On 19 August 2015 at 12:29, Bernd Sitzmann <bernd@wikimedia.org> wrote:
> Andrew,
>
> Are you saying the apps have the option to skip providing one of page_title
> or page_id?
> I hope this is the case since I just came up with a scheme where we could
> avoid the second request when a page has only a single section, which we
> already get through the first (lead) request.
>
Yep; you'd need to provide one or the other, not both. We're actually
already looking for sections=0 due precisely to this (that there are
two requests for one page) so only including the page_title there
should not mess with the continuity of data.
> Yes to what Oliver said: The apps don't always know the page_id ahead of
> time (only sometimes). The best example where we don't know the page_id
> ahead of time is when someone searches for a term on Google search on an
> Android device, and gets directed to our Android app. The app only gets the
> URL of the page, which we then take to derive the wiki and page_title from.
>
> Bernd
>
> On Wed, Aug 19, 2015 at 10:24 AM, Oliver Keyes <okeyes@wikimedia.org> wrote:
>>
>> It'll need to be, some requests don't know pageID in advance, which I
>> think was the reason Apps initially didn't implement this.
>>
>> On 19 August 2015 at 12:19, Andrew Otto <aotto@wikimedia.org> wrote:
>> > If your app/site/etc. is creating a request that it wants to count as a
>> > pageview, add an X-Analytics header with pageview_id=<page_id> or
>> > pageview_title=<page_title>
>> >
>> >
>> > page_id is the current key, so let’s keep that. page_title would be
>> > good to
>> > have too. Let’s make it an and/or.
>> >
>> >
>> > On Aug 19, 2015, at 12:17, Bernd Sitzmann <bernd@wikimedia.org> wrote:
>> >
>> >> If your app/site/etc. is creating a request that it wants to count as a
>> >> pageview, add an X-Analytics header with pageview_id=<page_id> or
>> >> pageview_title=<page_title>
>> >
>> >
>> > Ideally the page id would be the way to go. From a client's perspective
>> > I
>> > prefer the page title since clients don't always know the page id ahead
>> > of
>> > time. (We could put that header into the second request of loading the
>> > page
>> > but I cannot guarantee that we we will always have a second request in
>> > the
>> > future.)

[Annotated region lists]

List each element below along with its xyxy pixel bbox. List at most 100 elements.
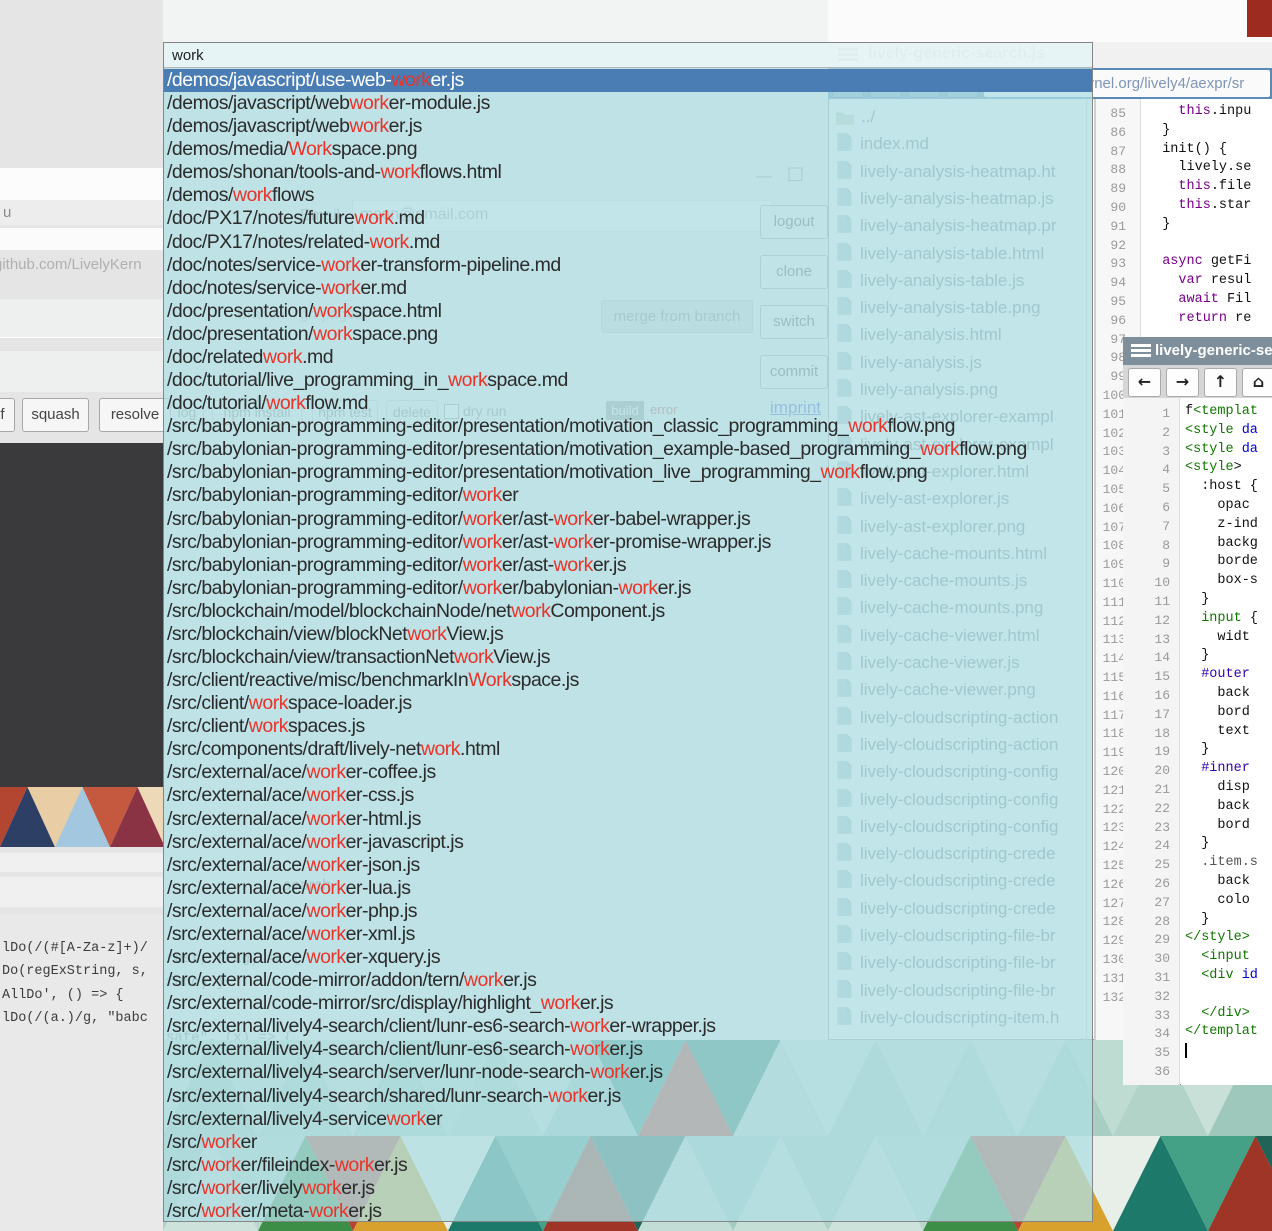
github-url-text: github.com/LivelyKern bbox=[0, 256, 142, 273]
code-line: <style da bbox=[1185, 423, 1258, 438]
path-item[interactable]: /src/external/ace/worker-json.js bbox=[164, 854, 1092, 877]
path-item[interactable]: /doc/presentation/workspace.html bbox=[164, 300, 1092, 323]
path-item[interactable]: /src/babylonian-programming-editor/worke… bbox=[164, 577, 1092, 600]
code-line: return re bbox=[1146, 311, 1251, 326]
search-input[interactable] bbox=[164, 43, 1092, 68]
dark-panel bbox=[0, 443, 163, 787]
path-item[interactable]: /src/blockchain/model/blockchainNode/net… bbox=[164, 600, 1092, 623]
left-white-band-2 bbox=[0, 228, 163, 250]
line-number: 20 bbox=[1154, 763, 1170, 778]
path-item[interactable]: /src/external/lively4-search/server/lunr… bbox=[164, 1061, 1092, 1084]
path-item[interactable]: /doc/notes/service-worker.md bbox=[164, 277, 1092, 300]
line-number: 25 bbox=[1154, 857, 1170, 872]
line-number: 23 bbox=[1154, 820, 1170, 835]
diff-button[interactable]: f bbox=[0, 398, 15, 432]
code-line: <input bbox=[1185, 949, 1250, 964]
code-line: :host { bbox=[1185, 479, 1258, 494]
left-code-line-3: AllDo', () => { bbox=[2, 988, 124, 1003]
code-line: box-s bbox=[1185, 573, 1258, 588]
code-line: input { bbox=[1185, 611, 1258, 626]
path-item[interactable]: /src/external/ace/worker-coffee.js bbox=[164, 761, 1092, 784]
path-item[interactable]: /doc/presentation/workspace.png bbox=[164, 323, 1092, 346]
path-item[interactable]: /doc/PX17/notes/futurework.md bbox=[164, 207, 1092, 230]
path-item[interactable]: /src/babylonian-programming-editor/prese… bbox=[164, 461, 1092, 484]
path-item[interactable]: /src/components/draft/lively-network.htm… bbox=[164, 738, 1092, 761]
path-item[interactable]: /src/external/ace/worker-css.js bbox=[164, 784, 1092, 807]
path-item[interactable]: /src/babylonian-programming-editor/prese… bbox=[164, 438, 1092, 461]
path-item[interactable]: /src/external/lively4-search/client/lunr… bbox=[164, 1038, 1092, 1061]
path-item[interactable]: /src/worker/livelyworker.js bbox=[164, 1177, 1092, 1200]
path-item[interactable]: /src/client/workspace-loader.js bbox=[164, 692, 1092, 715]
left-u-label: u bbox=[3, 204, 11, 221]
path-item[interactable]: /src/worker/fileindex-worker.js bbox=[164, 1154, 1092, 1177]
code-line: this.star bbox=[1146, 198, 1251, 213]
left-code-area bbox=[0, 915, 163, 1231]
editor2-code[interactable]: f<templat<style da<style da<style> :host… bbox=[1181, 398, 1272, 1085]
forward-icon[interactable]: → bbox=[1166, 368, 1199, 397]
search-overlay: /demos/javascript/use-web-worker.js/demo… bbox=[163, 42, 1093, 1222]
path-item[interactable]: /src/worker bbox=[164, 1131, 1092, 1154]
path-item[interactable]: /src/external/lively4-serviceworker bbox=[164, 1108, 1092, 1131]
path-item[interactable]: /src/babylonian-programming-editor/worke… bbox=[164, 554, 1092, 577]
line-number: 89 bbox=[1110, 181, 1126, 196]
path-item[interactable]: /src/external/ace/worker-xquery.js bbox=[164, 946, 1092, 969]
path-item[interactable]: /src/external/ace/worker-php.js bbox=[164, 900, 1092, 923]
left-input-bar-1[interactable] bbox=[0, 299, 163, 338]
path-item[interactable]: /src/external/ace/worker-html.js bbox=[164, 808, 1092, 831]
line-number: 12 bbox=[1154, 613, 1170, 628]
code-line: <div id bbox=[1185, 968, 1258, 983]
editor-titlebar[interactable]: lively-generic-se bbox=[1123, 337, 1272, 365]
path-item[interactable]: /src/external/ace/worker-javascript.js bbox=[164, 831, 1092, 854]
path-item[interactable]: /src/babylonian-programming-editor/worke… bbox=[164, 508, 1092, 531]
path-item[interactable]: /src/babylonian-programming-editor/prese… bbox=[164, 415, 1092, 438]
line-number: 94 bbox=[1110, 275, 1126, 290]
code-line: var resul bbox=[1146, 273, 1251, 288]
left-input-bar-2[interactable] bbox=[0, 351, 163, 392]
path-item[interactable]: /demos/shonan/tools-and-workflows.html bbox=[164, 161, 1092, 184]
code-line: disp bbox=[1185, 780, 1250, 795]
squash-button[interactable]: squash bbox=[22, 398, 89, 432]
path-item[interactable]: /src/babylonian-programming-editor/worke… bbox=[164, 484, 1092, 507]
line-number: 6 bbox=[1162, 500, 1170, 515]
line-number: 35 bbox=[1154, 1045, 1170, 1060]
path-item[interactable]: /demos/javascript/webworker.js bbox=[164, 115, 1092, 138]
path-item[interactable]: /src/client/workspaces.js bbox=[164, 715, 1092, 738]
left-wallpaper-stripe bbox=[0, 787, 163, 847]
path-item[interactable]: /demos/javascript/use-web-worker.js bbox=[164, 69, 1092, 92]
path-item[interactable]: /src/client/reactive/misc/benchmarkInWor… bbox=[164, 669, 1092, 692]
code-line: widt bbox=[1185, 630, 1250, 645]
path-item[interactable]: /doc/relatedwork.md bbox=[164, 346, 1092, 369]
path-item[interactable]: /src/external/code-mirror/addon/tern/wor… bbox=[164, 969, 1092, 992]
path-item[interactable]: /src/external/lively4-search/shared/lunr… bbox=[164, 1085, 1092, 1108]
resolve-button[interactable]: resolve bbox=[99, 398, 171, 432]
code-line: <style> bbox=[1185, 460, 1242, 475]
path-item[interactable]: /demos/workflows bbox=[164, 184, 1092, 207]
path-item[interactable]: /src/blockchain/view/blockNetworkView.js bbox=[164, 623, 1092, 646]
hamburger-icon[interactable] bbox=[1131, 344, 1151, 363]
path-item[interactable]: /src/worker/meta-worker.js bbox=[164, 1200, 1092, 1223]
code-line: await Fil bbox=[1146, 292, 1251, 307]
path-item[interactable]: /doc/PX17/notes/related-work.md bbox=[164, 231, 1092, 254]
path-item[interactable]: /src/blockchain/view/transactionNetworkV… bbox=[164, 646, 1092, 669]
code-line: } bbox=[1185, 592, 1209, 607]
up-icon[interactable]: ↑ bbox=[1204, 368, 1237, 397]
code-line: f<templat bbox=[1185, 404, 1258, 419]
path-item[interactable]: /demos/media/Workspace.png bbox=[164, 138, 1092, 161]
path-item[interactable]: /demos/javascript/webworker-module.js bbox=[164, 92, 1092, 115]
line-number: 33 bbox=[1154, 1008, 1170, 1023]
text-cursor bbox=[1185, 1043, 1187, 1058]
back-icon[interactable]: ← bbox=[1128, 368, 1161, 397]
path-item[interactable]: /src/babylonian-programming-editor/worke… bbox=[164, 531, 1092, 554]
line-number: 5 bbox=[1162, 481, 1170, 496]
path-item[interactable]: /src/external/ace/worker-lua.js bbox=[164, 877, 1092, 900]
line-number: 27 bbox=[1154, 895, 1170, 910]
path-item[interactable]: /doc/notes/service-worker-transform-pipe… bbox=[164, 254, 1092, 277]
path-item[interactable]: /src/external/ace/worker-xml.js bbox=[164, 923, 1092, 946]
code-line: back bbox=[1185, 874, 1250, 889]
path-item[interactable]: /doc/tutorial/live_programming_in_worksp… bbox=[164, 369, 1092, 392]
home-icon[interactable]: ⌂ bbox=[1242, 368, 1272, 397]
path-item[interactable]: /src/external/lively4-search/client/lunr… bbox=[164, 1015, 1092, 1038]
code-line: bord bbox=[1185, 818, 1250, 833]
path-item[interactable]: /doc/tutorial/workflow.md bbox=[164, 392, 1092, 415]
path-item[interactable]: /src/external/code-mirror/src/display/hi… bbox=[164, 992, 1092, 1015]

#### Exercises
1. Using the email thread about the pageview header, explain why Bernd prefers that clients send the page title rather than the page id.
2. Carry on the email thread about the pageview header, starting right after its last line.

#### The replies
1. Clients don't always know the page id ahead of time. For example, when someone searches on Google from an Android device and is sent to the Android app, the app receives only the page URL and derives the wiki and page_title from it.

2.
>> >
>> > --Cheers,
>> > Bernd
>> >
>> > On Wed, Aug 19, 2015 at 8:53 AM, Dan Andreescu
>> > <dandreescu@wikimedia.org>
>> > wrote:
>> >>
>> >> This (making pageviews proactive) is a great idea, and we should follow
>> >> through. Here's a simple start:
>> >>
>> >> If your app/site/etc. is creating a request that it wants to count as a
>> >> pageview, add an X-Analytics header with pageview_id=<page_id> or
>> >> pageview_title=<page_title>
>> >>
>> >> If we can make this change uniformly, I think we'd be in a very good
>> >> place.
>> >>
>> >> On Wed, Aug 19, 2015 at 10:23 AM, Oliver Keyes <okeyes@wikimedia.org>
>> >> wrote:
>> >>>
>> >>> On 19 August 2015 at 10:19, Andrew Otto <aotto@wikimedia.org> wrote:
>> >>> >> If we /do/ include RESTBase requests we will not only have to
>> >>> >> rewrite the pageview definition for the apps to recognise the new
>> >>> >> URL
>> >>> >> scheme
>> >>> >
>> >>> > I really think that apps and APIs should do something proactive to
>> >>> > tag
>> >>> > or log a pageview. With more ways of viewing content, it is going
>> >>> > to get
>> >>> > harder and harder to maintain a pattern based definition. A
>> >>> > pageview should
>> >>> > be an event that is logged, not something that is pattern matched
>> >>> > out of a
>> >>> > very noisy stream of data.
>> >>> >
>> >>> > Most mediawiki requests do this now, via the page_id field in the
>> >>> > X-Analytlics header, but we can’t use this for all pageviews because
>> >>> > APIs
>> >>> > are more complicated (e.g. more than one page can be served in a
>> >>> > single
>> >>> > request, etc.). In the longterm, there should be a pageview event
>> >>> > stream
>> >>> > just like rcstream! :)
>> >>>
>> >>> This is an excellent point. IIRC we'd been asking Apps to do this for
>> >>> kind of a while, so...
>> >>>
>> >>> >
>> >>> > -Ao
>> >>> >
>> >>> >
>> >>> >
>> >>> >> On Aug 18, 2015, at 19:58, Oliver Keyes <okeyes@wikimedia.org>
>> >>> >> wrote:
>> >>> >>
>> >>> >> On 18 August 2015 at 19:11, Bernd Sitzmann <bernd@wikimedia.org>
>> >>> >> wrote:
>> >>> >>> This discussion is about needed updates of the definition and
>> >>> >>> Analytics
>> >>> >>> implementation for mobile apps page view metrics. There is also an
>> >>> >>> associated Phab task[4]. Please add the proper Analytics project
>> >>> >>> there.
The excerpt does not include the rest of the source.